Return every line of the material exactly.

start Information shown

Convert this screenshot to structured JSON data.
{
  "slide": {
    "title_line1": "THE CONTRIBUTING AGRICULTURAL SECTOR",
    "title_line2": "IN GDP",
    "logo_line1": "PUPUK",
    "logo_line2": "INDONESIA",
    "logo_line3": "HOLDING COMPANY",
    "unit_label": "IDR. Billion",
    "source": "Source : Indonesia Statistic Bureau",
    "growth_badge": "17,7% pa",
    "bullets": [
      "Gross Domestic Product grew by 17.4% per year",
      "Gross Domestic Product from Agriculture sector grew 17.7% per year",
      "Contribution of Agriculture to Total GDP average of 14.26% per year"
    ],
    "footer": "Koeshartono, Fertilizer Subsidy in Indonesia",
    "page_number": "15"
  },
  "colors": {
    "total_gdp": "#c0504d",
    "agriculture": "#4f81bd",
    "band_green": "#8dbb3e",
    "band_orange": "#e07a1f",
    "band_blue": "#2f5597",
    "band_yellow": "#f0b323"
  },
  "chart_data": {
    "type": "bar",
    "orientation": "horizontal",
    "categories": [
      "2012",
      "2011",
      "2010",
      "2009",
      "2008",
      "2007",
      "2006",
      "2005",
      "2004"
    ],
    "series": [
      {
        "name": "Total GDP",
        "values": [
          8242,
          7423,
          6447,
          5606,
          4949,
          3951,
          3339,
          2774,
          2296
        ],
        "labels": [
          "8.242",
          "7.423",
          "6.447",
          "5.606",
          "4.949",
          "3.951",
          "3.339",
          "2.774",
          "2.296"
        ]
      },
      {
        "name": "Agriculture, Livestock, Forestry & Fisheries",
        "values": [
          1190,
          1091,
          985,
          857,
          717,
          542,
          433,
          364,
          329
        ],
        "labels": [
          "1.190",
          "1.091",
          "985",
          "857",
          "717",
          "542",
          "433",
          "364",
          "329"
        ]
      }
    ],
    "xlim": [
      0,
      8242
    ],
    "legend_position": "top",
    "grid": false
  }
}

end Information shown

(Solution):
Convert this screenshot to structured JSON data.
{
  "slide": {
    "title_line1": "THE CONTRIBUTING AGRICULTURAL SECTOR",
    "title_line2": "IN GDP",
    "logo_line1": "PUPUK",
    "logo_line2": "INDONESIA",
    "logo_line3": "HOLDING COMPANY",
    "unit_label": "IDR. Billion",
    "source": "Source : Indonesia Statistic Bureau",
    "growth_badge": "17,7% pa",
    "bullets": [
      "Gross Domestic Product grew by 17.4% per year",
      "Gross Domestic Product from Agriculture sector grew 17.7% per year",
      "Contribution of Agriculture to Total GDP average of 14.26% per year"
    ],
    "footer": "Koeshartono, Fertilizer Subsidy in Indonesia",
    "page_number": "15"
  },
  "colors": {
    "total_gdp": "#c0504d",
    "agriculture": "#4f81bd",
    "band_green": "#8dbb3e",
    "band_orange": "#e07a1f",
    "band_blue": "#2f5597",
    "band_yellow": "#f0b323"
  },
  "chart_data": {
    "type": "bar",
    "orientation": "horizontal",
    "categories": [
      "2012",
      "2011",
      "2010",
      "2009",
      "2008",
      "2007",
      "2006",
      "2005",
      "2004"
    ],
    "series": [
      {
        "name": "Total GDP",
        "values": [
          8242,
          7423,
          6447,
          5606,
          4949,
          3951,
          3339,
          2774,
          2296
        ],
        "labels": [
          "8.242",
          "7.423",
          "6.447",
          "5.606",
          "4.949",
          "3.951",
          "3.339",
          "2.774",
          "2.296"
        ]
      },
      {
        "name": "Agriculture, Livestock, Forestry & Fisheries",
        "values": [
          1190,
          1091,
          985,
          857,
          717,
          542,
          433,
          364,
          329
        ],
        "labels": [
          "1.190",
          "1.091",
          "985",
          "857",
          "717",
          "542",
          "433",
          "364",
          "329"
        ]
      }
    ],
    "xlim": [
      0,
      8242
    ],
    "legend_position": "top",
    "grid": false
  }
}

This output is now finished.